#### INPUT ROWS

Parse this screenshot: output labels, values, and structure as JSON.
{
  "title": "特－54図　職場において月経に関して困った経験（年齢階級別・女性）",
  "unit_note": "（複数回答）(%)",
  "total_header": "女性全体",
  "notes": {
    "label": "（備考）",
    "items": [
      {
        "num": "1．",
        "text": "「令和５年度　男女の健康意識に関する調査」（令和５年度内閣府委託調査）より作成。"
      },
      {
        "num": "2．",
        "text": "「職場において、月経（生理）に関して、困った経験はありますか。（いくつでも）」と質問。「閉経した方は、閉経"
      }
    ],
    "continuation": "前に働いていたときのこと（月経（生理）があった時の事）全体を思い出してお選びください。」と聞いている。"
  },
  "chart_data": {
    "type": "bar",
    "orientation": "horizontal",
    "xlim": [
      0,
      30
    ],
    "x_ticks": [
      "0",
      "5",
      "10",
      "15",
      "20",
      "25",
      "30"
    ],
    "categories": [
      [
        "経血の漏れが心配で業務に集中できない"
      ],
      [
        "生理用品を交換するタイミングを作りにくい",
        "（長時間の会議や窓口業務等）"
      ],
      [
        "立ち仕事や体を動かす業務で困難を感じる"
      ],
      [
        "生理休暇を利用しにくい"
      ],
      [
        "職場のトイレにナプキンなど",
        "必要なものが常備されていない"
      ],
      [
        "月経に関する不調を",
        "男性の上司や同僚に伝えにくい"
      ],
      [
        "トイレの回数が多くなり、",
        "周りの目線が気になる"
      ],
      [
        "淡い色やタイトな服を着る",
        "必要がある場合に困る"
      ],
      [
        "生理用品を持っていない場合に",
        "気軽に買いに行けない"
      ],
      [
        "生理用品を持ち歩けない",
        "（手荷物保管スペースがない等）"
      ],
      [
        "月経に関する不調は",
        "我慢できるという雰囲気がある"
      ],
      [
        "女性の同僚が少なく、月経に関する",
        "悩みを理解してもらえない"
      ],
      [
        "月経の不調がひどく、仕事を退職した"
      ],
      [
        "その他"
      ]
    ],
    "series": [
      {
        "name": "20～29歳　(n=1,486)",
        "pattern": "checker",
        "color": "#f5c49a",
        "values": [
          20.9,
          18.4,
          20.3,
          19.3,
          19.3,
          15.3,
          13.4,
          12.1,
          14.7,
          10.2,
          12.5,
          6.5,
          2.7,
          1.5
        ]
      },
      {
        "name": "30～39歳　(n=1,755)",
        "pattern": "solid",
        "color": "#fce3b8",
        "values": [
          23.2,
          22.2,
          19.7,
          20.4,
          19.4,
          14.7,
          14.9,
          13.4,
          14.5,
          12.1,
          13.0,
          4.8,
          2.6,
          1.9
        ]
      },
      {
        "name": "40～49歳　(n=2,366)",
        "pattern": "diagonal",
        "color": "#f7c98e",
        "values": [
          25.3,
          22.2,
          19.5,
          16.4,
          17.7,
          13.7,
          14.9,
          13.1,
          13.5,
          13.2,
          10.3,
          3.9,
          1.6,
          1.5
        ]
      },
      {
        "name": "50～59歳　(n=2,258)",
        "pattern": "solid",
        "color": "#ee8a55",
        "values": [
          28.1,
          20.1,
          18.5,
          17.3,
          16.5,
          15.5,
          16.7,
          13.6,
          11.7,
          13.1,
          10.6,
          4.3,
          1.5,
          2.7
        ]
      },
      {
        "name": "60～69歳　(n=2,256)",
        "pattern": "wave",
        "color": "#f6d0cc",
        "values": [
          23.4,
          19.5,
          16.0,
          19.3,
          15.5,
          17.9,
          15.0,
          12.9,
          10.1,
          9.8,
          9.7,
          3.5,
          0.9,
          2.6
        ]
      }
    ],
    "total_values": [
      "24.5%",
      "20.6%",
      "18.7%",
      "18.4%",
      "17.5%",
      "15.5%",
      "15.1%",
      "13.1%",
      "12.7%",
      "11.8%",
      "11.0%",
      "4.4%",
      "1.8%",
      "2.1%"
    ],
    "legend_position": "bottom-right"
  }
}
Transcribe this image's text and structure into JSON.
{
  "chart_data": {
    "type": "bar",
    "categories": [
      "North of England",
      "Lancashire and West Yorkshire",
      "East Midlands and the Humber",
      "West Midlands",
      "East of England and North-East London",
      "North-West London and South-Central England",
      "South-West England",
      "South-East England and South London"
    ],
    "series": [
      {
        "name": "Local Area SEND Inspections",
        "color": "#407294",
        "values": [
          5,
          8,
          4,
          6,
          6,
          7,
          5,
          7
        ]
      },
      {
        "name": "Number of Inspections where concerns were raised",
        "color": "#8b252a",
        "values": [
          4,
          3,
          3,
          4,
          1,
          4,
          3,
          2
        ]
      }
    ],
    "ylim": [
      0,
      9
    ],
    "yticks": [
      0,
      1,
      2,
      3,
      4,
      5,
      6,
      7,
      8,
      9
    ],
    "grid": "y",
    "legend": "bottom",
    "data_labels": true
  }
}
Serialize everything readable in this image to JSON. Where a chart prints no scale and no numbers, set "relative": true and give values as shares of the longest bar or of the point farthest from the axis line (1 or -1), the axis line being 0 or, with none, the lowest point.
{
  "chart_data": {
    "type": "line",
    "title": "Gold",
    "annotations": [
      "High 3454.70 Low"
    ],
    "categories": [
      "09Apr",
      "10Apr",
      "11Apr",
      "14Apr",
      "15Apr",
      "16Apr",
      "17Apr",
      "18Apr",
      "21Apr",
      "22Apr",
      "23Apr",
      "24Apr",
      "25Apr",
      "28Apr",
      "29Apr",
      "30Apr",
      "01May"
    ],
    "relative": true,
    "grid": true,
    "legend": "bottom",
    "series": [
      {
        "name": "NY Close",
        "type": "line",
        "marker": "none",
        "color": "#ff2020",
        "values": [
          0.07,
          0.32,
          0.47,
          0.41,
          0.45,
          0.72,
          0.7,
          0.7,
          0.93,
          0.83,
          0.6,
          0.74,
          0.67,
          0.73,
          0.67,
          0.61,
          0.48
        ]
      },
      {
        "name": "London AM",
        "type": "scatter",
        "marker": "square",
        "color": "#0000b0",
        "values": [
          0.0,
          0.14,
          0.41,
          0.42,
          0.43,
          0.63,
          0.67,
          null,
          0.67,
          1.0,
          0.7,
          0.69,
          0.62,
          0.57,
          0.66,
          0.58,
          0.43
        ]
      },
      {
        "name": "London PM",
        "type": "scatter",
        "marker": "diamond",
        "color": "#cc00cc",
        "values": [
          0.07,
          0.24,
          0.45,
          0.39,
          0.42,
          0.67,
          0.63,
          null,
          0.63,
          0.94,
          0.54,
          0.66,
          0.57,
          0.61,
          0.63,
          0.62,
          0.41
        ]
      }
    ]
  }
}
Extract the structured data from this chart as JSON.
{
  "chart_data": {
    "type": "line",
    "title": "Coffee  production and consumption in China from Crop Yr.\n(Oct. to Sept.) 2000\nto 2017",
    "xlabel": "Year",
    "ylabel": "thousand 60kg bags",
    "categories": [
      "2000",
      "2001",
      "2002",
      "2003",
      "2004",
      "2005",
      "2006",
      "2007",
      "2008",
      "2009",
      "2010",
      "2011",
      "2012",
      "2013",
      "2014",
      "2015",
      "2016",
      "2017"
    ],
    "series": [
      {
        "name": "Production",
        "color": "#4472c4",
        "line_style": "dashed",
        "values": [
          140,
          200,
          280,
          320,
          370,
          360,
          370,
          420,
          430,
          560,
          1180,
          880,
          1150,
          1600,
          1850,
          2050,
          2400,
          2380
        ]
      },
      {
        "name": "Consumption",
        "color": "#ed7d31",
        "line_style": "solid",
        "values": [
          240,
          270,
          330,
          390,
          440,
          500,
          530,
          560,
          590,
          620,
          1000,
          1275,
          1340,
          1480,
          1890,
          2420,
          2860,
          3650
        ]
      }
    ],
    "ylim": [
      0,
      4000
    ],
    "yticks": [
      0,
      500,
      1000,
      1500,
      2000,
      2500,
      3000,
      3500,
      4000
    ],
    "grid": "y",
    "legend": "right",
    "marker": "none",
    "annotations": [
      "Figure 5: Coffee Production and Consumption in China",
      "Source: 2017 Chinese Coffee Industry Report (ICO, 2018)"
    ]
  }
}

########

• _SHORT TASK_
Extract every line from the records above that contains the word "true".

• _RESPONSE FOR THIS EXERCISE_
    "data_labels": true
Serialize everything readable in this image to JSON. Where a chart prints no scale and no numbers, set "relative": true and give values as shares of the longest bar or of the point farthest from the axis line (1 or -1), the axis line being 0 or, with none, the lowest point.
    "relative": true,
    "grid": true,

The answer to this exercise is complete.